• **Aim**
Write out the data again exactly, skipping every picture.

• **Task input**

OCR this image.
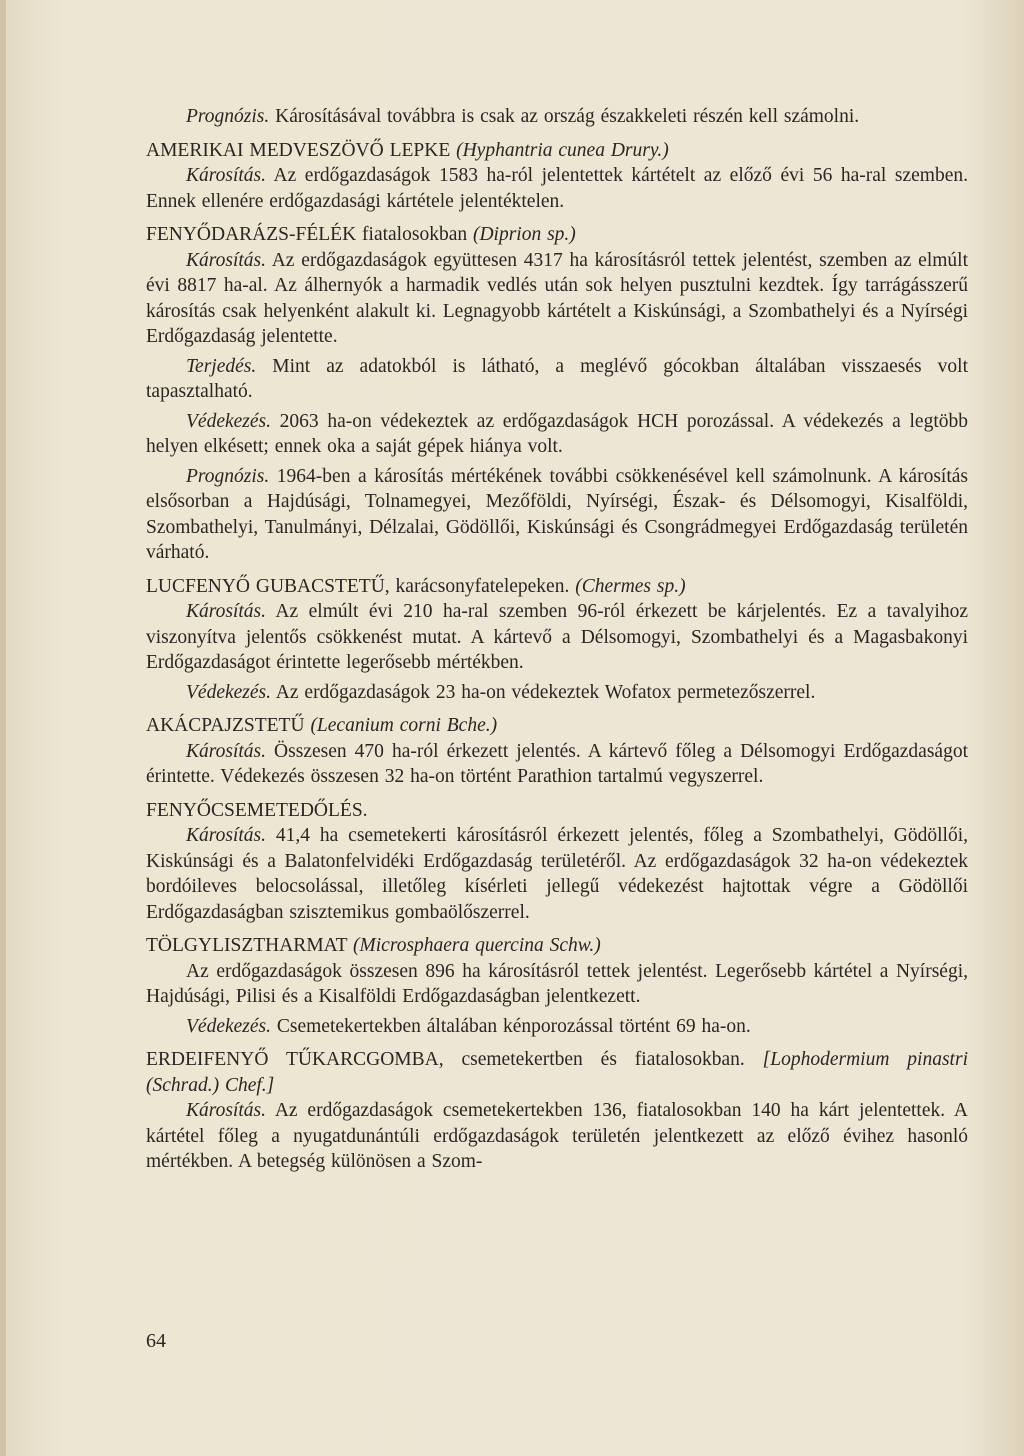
Prognózis. Károsításával továbbra is csak az ország északkeleti részén kell számolni.

AMERIKAI MEDVESZÖVŐ LEPKE (Hyphantria cunea Drury.)

Károsítás. Az erdőgazdaságok 1583 ha-ról jelentettek kártételt az előző évi 56 ha-ral szemben. Ennek ellenére erdőgazdasági kártétele jelentéktelen.

FENYŐDARÁZS-FÉLÉK fiatalosokban (Diprion sp.)

Károsítás. Az erdőgazdaságok együttesen 4317 ha károsításról tettek jelentést, szemben az elmúlt évi 8817 ha-al. Az álhernyók a harmadik vedlés után sok helyen pusztulni kezdtek. Így tarrágásszerű károsítás csak helyenként alakult ki. Legnagyobb kártételt a Kiskúnsági, a Szombathelyi és a Nyírségi Erdőgazdaság jelentette.

Terjedés. Mint az adatokból is látható, a meglévő gócokban általában visszaesés volt tapasztalható.

Védekezés. 2063 ha-on védekeztek az erdőgazdaságok HCH porozással. A védekezés a legtöbb helyen elkésett; ennek oka a saját gépek hiánya volt.

Prognózis. 1964-ben a károsítás mértékének további csökkenésével kell számolnunk. A károsítás elsősorban a Hajdúsági, Tolnamegyei, Mezőföldi, Nyírségi, Észak- és Délsomogyi, Kisalföldi, Szombathelyi, Tanulmányi, Délzalai, Gödöllői, Kiskúnsági és Csongrádmegyei Erdőgazdaság területén várható.

LUCFENYŐ GUBACSTETŰ, karácsonyfatelepeken. (Chermes sp.)

Károsítás. Az elmúlt évi 210 ha-ral szemben 96-ról érkezett be kárjelentés. Ez a tavalyihoz viszonyítva jelentős csökkenést mutat. A kártevő a Délsomogyi, Szombathelyi és a Magasbakonyi Erdőgazdaságot érintette legerősebb mértékben.

Védekezés. Az erdőgazdaságok 23 ha-on védekeztek Wofatox permetezőszerrel.

AKÁCPAJZSTETŰ (Lecanium corni Bche.)

Károsítás. Összesen 470 ha-ról érkezett jelentés. A kártevő főleg a Délsomogyi Erdőgazdaságot érintette. Védekezés összesen 32 ha-on történt Parathion tartalmú vegyszerrel.

FENYŐCSEMETEDŐLÉS.

Károsítás. 41,4 ha csemetekerti károsításról érkezett jelentés, főleg a Szombathelyi, Gödöllői, Kiskúnsági és a Balatonfelvidéki Erdőgazdaság területéről. Az erdőgazdaságok 32 ha-on védekeztek bordóileves belocsolással, illetőleg kísérleti jellegű védekezést hajtottak végre a Gödöllői Erdőgazdaságban szisztemikus gombaölőszerrel.

TÖLGYLISZTHARMAT (Microsphaera quercina Schw.)

Az erdőgazdaságok összesen 896 ha károsításról tettek jelentést. Legerősebb kártétel a Nyírségi, Hajdúsági, Pilisi és a Kisalföldi Erdőgazdaságban jelentkezett.

Védekezés. Csemetekertekben általában kénporozással történt 69 ha-on.

ERDEIFENYŐ TŰKARCGOMBA, csemetekertben és fiatalosokban. [Lophodermium pinastri (Schrad.) Chef.]

Károsítás. Az erdőgazdaságok csemetekertekben 136, fiatalosokban 140 ha kárt jelentettek. A kártétel főleg a nyugatdunántúli erdőgazdaságok területén jelentkezett az előző évihez hasonló mértékben. A betegség különösen a Szom-

64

• **Solution**
OCR this image.
Prognózis. Károsításával továbbra is csak az ország északkeleti részén kell számolni.

AMERIKAI MEDVESZÖVŐ LEPKE (Hyphantria cunea Drury.)

Károsítás. Az erdőgazdaságok 1583 ha-ról jelentettek kártételt az előző évi 56 ha-ral szemben. Ennek ellenére erdőgazdasági kártétele jelentéktelen.

FENYŐDARÁZS-FÉLÉK fiatalosokban (Diprion sp.)

Károsítás. Az erdőgazdaságok együttesen 4317 ha károsításról tettek jelentést, szemben az elmúlt évi 8817 ha-al. Az álhernyók a harmadik vedlés után sok helyen pusztulni kezdtek. Így tarrágásszerű károsítás csak helyenként alakult ki. Legnagyobb kártételt a Kiskúnsági, a Szombathelyi és a Nyírségi Erdőgazdaság jelentette.

Terjedés. Mint az adatokból is látható, a meglévő gócokban általában visszaesés volt tapasztalható.

Védekezés. 2063 ha-on védekeztek az erdőgazdaságok HCH porozással. A védekezés a legtöbb helyen elkésett; ennek oka a saját gépek hiánya volt.

Prognózis. 1964-ben a károsítás mértékének további csökkenésével kell számolnunk. A károsítás elsősorban a Hajdúsági, Tolnamegyei, Mezőföldi, Nyírségi, Észak- és Délsomogyi, Kisalföldi, Szombathelyi, Tanulmányi, Délzalai, Gödöllői, Kiskúnsági és Csongrádmegyei Erdőgazdaság területén várható.

LUCFENYŐ GUBACSTETŰ, karácsonyfatelepeken. (Chermes sp.)

Károsítás. Az elmúlt évi 210 ha-ral szemben 96-ról érkezett be kárjelentés. Ez a tavalyihoz viszonyítva jelentős csökkenést mutat. A kártevő a Délsomogyi, Szombathelyi és a Magasbakonyi Erdőgazdaságot érintette legerősebb mértékben.

Védekezés. Az erdőgazdaságok 23 ha-on védekeztek Wofatox permetezőszerrel.

AKÁCPAJZSTETŰ (Lecanium corni Bche.)

Károsítás. Összesen 470 ha-ról érkezett jelentés. A kártevő főleg a Délsomogyi Erdőgazdaságot érintette. Védekezés összesen 32 ha-on történt Parathion tartalmú vegyszerrel.

FENYŐCSEMETEDŐLÉS.

Károsítás. 41,4 ha csemetekerti károsításról érkezett jelentés, főleg a Szombathelyi, Gödöllői, Kiskúnsági és a Balatonfelvidéki Erdőgazdaság területéről. Az erdőgazdaságok 32 ha-on védekeztek bordóileves belocsolással, illetőleg kísérleti jellegű védekezést hajtottak végre a Gödöllői Erdőgazdaságban szisztemikus gombaölőszerrel.

TÖLGYLISZTHARMAT (Microsphaera quercina Schw.)

Az erdőgazdaságok összesen 896 ha károsításról tettek jelentést. Legerősebb kártétel a Nyírségi, Hajdúsági, Pilisi és a Kisalföldi Erdőgazdaságban jelentkezett.

Védekezés. Csemetekertekben általában kénporozással történt 69 ha-on.

ERDEIFENYŐ TŰKARCGOMBA, csemetekertben és fiatalosokban. [Lophodermium pinastri (Schrad.) Chef.]

Károsítás. Az erdőgazdaságok csemetekertekben 136, fiatalosokban 140 ha kárt jelentettek. A kártétel főleg a nyugatdunántúli erdőgazdaságok területén jelentkezett az előző évihez hasonló mértékben. A betegség különösen a Szom-

64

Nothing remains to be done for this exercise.